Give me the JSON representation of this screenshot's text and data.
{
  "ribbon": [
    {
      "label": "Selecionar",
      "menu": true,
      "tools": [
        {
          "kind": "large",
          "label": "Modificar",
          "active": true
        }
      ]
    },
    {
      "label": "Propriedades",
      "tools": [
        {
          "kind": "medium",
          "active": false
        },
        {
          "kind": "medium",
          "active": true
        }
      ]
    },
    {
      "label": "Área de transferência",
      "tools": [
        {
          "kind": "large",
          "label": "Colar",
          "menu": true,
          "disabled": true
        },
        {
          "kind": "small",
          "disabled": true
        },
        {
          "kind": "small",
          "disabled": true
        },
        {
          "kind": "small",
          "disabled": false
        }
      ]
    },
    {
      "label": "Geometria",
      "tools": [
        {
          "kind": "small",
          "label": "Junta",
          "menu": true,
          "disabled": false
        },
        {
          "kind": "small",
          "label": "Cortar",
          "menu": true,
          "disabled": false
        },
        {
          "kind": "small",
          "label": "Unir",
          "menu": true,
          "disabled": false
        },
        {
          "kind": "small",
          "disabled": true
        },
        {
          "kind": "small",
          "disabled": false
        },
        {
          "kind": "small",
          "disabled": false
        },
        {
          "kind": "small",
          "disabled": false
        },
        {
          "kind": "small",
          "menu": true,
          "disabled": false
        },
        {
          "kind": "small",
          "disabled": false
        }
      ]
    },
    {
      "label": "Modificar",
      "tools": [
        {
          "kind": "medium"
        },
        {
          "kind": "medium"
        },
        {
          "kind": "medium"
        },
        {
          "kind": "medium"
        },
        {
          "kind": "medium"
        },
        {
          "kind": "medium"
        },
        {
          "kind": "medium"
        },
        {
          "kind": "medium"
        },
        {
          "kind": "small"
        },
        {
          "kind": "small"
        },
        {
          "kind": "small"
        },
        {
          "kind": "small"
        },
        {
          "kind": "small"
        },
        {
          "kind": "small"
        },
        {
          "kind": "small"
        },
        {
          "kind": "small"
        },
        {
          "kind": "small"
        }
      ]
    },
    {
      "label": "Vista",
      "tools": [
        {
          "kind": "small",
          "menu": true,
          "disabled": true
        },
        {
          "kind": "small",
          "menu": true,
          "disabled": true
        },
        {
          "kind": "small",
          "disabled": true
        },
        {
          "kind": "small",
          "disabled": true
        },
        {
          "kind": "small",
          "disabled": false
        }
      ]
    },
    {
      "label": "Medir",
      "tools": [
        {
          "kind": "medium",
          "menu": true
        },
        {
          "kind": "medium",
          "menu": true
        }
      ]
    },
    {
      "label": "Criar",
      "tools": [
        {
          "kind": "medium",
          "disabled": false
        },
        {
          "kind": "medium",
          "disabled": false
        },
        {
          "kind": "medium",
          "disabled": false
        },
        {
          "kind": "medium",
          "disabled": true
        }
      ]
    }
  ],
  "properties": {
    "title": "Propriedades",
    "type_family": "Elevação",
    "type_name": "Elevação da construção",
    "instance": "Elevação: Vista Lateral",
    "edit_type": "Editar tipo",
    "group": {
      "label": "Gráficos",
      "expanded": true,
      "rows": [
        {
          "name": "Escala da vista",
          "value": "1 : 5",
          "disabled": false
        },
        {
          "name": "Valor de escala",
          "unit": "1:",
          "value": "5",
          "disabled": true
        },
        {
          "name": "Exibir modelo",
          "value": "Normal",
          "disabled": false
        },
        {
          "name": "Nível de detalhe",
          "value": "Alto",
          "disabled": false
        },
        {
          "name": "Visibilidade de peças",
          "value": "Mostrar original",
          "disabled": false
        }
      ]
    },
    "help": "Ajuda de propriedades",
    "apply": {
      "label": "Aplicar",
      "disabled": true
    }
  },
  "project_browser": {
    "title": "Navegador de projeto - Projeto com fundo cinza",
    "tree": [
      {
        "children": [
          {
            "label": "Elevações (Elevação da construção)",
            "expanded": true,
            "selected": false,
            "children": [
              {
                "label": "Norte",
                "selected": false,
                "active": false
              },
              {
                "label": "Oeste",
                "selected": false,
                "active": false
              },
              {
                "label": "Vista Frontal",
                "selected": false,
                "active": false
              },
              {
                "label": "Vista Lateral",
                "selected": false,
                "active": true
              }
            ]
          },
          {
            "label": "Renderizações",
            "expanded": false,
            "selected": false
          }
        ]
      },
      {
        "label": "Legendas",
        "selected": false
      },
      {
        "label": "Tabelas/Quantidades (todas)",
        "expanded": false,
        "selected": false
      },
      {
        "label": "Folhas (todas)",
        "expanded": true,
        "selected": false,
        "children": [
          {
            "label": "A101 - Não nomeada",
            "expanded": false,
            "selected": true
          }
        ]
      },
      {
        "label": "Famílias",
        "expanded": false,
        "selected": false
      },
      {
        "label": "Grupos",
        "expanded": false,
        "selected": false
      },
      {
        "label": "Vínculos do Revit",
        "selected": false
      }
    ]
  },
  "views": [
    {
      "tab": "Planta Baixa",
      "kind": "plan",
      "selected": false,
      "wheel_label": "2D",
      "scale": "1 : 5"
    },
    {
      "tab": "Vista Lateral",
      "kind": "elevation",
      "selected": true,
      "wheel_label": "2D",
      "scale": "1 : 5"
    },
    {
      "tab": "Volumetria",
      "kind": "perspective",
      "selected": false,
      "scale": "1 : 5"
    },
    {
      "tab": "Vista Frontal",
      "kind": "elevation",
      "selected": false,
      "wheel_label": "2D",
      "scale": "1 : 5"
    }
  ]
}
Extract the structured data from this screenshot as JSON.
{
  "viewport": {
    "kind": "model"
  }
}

* Task brief
Copy each line above that contains the word "todas".

* Answer to the problem
        "label": "Tabelas/Quantidades (todas)",
        "label": "Folhas (todas)",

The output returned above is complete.